(Stored data)
-- start --

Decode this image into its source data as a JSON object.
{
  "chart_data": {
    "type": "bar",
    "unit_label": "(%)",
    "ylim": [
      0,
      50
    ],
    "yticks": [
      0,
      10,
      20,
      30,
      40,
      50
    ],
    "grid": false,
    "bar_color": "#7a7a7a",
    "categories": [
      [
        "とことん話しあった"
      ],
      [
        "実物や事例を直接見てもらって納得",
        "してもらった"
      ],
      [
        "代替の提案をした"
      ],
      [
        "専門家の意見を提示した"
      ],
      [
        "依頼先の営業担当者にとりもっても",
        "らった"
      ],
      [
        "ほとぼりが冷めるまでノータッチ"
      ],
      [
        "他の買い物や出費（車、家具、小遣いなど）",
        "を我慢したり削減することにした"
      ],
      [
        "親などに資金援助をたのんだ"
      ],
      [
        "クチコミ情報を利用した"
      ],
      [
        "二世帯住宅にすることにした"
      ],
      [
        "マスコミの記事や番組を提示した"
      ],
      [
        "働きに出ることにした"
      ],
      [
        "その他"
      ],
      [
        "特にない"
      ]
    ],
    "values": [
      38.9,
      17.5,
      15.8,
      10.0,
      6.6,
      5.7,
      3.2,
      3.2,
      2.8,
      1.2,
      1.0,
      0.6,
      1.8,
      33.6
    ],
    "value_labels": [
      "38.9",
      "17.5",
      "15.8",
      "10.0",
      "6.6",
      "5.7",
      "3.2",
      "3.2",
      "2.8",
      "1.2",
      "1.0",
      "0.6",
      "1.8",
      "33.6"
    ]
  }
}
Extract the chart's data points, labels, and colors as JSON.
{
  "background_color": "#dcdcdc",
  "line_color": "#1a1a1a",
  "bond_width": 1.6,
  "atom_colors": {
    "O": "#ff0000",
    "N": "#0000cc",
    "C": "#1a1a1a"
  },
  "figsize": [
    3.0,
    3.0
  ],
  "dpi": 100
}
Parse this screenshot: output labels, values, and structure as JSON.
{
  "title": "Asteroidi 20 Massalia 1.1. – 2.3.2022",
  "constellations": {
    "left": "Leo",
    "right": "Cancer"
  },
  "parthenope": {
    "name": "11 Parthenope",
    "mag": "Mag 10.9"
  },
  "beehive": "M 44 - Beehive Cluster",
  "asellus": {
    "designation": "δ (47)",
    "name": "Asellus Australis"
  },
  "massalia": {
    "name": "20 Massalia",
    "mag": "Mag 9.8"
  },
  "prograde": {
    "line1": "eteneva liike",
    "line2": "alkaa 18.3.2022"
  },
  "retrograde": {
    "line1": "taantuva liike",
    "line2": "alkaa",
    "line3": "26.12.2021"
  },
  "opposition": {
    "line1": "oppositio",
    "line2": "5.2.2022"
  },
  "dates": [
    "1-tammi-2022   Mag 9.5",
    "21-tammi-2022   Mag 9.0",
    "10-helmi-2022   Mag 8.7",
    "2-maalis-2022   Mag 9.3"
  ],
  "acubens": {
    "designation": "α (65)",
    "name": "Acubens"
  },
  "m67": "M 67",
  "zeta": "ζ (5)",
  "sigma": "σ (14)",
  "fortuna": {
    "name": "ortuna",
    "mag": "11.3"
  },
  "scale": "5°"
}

-- end --
-- start --

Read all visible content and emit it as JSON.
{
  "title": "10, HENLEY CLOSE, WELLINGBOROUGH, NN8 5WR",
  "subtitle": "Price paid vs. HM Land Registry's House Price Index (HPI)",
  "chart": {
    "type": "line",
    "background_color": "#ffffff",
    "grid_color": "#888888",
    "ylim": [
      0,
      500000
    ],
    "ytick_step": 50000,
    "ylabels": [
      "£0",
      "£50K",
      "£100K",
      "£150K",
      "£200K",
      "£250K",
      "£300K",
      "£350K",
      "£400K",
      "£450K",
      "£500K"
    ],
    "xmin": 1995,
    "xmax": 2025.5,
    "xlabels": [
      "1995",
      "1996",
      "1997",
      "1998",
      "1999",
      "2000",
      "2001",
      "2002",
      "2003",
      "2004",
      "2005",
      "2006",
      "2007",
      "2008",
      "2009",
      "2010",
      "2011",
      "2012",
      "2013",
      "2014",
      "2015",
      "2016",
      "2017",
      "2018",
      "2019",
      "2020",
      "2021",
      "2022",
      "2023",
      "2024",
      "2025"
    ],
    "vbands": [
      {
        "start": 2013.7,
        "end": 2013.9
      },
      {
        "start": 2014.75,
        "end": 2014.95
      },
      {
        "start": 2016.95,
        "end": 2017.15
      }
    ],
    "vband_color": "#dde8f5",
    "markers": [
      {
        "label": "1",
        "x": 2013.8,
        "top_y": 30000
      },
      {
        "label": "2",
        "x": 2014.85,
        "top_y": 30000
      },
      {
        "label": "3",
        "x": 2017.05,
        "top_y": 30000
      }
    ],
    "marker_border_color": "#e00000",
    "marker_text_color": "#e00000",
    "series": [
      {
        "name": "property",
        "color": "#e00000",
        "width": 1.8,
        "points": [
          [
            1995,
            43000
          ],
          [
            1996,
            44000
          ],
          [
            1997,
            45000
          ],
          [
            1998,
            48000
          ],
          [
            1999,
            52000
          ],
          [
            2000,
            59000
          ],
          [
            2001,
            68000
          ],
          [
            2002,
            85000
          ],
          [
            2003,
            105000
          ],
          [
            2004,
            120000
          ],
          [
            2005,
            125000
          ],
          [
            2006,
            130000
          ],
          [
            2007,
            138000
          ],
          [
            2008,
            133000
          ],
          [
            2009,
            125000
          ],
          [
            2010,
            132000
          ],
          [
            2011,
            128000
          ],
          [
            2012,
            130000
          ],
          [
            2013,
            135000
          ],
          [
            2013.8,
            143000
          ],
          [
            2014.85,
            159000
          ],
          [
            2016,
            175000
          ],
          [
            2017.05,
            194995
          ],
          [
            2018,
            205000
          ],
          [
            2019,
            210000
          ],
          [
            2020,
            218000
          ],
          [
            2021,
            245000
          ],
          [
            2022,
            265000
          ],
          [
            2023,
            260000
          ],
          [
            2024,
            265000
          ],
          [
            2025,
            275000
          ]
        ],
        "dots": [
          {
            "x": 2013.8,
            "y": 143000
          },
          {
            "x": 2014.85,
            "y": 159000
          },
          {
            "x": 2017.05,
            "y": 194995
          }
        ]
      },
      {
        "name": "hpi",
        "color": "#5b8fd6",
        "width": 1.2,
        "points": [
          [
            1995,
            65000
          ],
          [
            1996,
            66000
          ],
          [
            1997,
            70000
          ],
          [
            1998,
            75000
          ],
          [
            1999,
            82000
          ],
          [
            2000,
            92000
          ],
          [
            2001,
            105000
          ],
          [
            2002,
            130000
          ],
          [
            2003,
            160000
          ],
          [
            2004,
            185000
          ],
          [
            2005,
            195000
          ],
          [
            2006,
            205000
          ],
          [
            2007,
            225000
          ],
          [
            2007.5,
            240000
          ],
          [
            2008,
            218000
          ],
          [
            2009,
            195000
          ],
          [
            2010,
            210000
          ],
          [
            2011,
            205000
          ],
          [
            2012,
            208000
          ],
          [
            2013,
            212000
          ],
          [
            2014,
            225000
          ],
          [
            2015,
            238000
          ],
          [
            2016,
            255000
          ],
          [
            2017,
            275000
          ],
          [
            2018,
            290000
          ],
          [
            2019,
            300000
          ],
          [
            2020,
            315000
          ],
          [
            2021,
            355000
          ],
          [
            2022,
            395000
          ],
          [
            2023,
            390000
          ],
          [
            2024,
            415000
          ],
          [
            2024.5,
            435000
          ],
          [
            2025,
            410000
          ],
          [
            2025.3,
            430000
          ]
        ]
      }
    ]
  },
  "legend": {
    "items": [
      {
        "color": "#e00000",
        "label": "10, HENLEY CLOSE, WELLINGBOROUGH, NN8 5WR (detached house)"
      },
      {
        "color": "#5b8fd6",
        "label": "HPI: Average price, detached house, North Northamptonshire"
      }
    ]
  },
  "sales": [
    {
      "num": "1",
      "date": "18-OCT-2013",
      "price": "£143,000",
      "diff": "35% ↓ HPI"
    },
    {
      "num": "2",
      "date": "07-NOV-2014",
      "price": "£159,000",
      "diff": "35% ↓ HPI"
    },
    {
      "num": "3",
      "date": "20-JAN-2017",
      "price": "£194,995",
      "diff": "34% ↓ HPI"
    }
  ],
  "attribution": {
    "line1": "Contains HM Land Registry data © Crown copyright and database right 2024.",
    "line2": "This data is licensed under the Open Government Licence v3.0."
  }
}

-- end --

■ STATED GOAL: Which lines of the data include "Registry"? Copy each of them.

■ EXERCISE SOLUTION:
  "subtitle": "Price paid vs. HM Land Registry's House Price Index (HPI)",
    "line1": "Contains HM Land Registry data © Crown copyright and database right 2024.",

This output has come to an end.